Write out, exactly as they appear, only the lines running from the line with "OCR this image." to the final line of the listing; include both.

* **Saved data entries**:
════════════════════

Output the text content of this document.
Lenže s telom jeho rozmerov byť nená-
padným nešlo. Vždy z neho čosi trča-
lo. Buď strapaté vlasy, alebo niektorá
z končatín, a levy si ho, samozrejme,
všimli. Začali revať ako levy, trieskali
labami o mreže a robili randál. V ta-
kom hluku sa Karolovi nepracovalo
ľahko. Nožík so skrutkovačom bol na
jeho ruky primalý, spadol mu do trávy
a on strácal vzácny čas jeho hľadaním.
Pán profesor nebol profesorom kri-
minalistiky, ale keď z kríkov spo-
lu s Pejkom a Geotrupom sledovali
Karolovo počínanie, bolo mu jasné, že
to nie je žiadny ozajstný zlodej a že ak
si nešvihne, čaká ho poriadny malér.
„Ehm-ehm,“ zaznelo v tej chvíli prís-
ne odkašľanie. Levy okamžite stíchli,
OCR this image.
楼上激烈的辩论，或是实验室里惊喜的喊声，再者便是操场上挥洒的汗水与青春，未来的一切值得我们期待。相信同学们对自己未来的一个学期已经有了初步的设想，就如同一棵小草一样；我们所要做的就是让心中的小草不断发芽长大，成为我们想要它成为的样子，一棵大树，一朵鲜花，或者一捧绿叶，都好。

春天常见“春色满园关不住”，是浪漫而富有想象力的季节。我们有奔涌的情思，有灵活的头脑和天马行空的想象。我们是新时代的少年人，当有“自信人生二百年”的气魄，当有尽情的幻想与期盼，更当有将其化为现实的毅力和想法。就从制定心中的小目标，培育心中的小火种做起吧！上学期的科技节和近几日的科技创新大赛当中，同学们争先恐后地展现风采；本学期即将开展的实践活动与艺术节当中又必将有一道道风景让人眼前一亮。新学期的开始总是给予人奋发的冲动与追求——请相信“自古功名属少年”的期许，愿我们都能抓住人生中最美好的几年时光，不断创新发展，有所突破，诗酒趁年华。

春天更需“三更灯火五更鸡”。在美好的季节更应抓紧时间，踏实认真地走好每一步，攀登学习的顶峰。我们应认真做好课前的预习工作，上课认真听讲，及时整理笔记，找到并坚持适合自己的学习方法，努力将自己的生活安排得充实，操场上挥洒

════════════════════

* **Answer to the problem**:
OCR this image.
楼上激烈的辩论，或是实验室里惊喜的喊声，再者便是操场上挥洒的汗水与青春，未来的一切值得我们期待。相信同学们对自己未来的一个学期已经有了初步的设想，就如同一棵小草一样；我们所要做的就是让心中的小草不断发芽长大，成为我们想要它成为的样子，一棵大树，一朵鲜花，或者一捧绿叶，都好。

春天常见“春色满园关不住”，是浪漫而富有想象力的季节。我们有奔涌的情思，有灵活的头脑和天马行空的想象。我们是新时代的少年人，当有“自信人生二百年”的气魄，当有尽情的幻想与期盼，更当有将其化为现实的毅力和想法。就从制定心中的小目标，培育心中的小火种做起吧！上学期的科技节和近几日的科技创新大赛当中，同学们争先恐后地展现风采；本学期即将开展的实践活动与艺术节当中又必将有一道道风景让人眼前一亮。新学期的开始总是给予人奋发的冲动与追求——请相信“自古功名属少年”的期许，愿我们都能抓住人生中最美好的几年时光，不断创新发展，有所突破，诗酒趁年华。

春天更需“三更灯火五更鸡”。在美好的季节更应抓紧时间，踏实认真地走好每一步，攀登学习的顶峰。我们应认真做好课前的预习工作，上课认真听讲，及时整理笔记，找到并坚持适合自己的学习方法，努力将自己的生活安排得充实，操场上挥洒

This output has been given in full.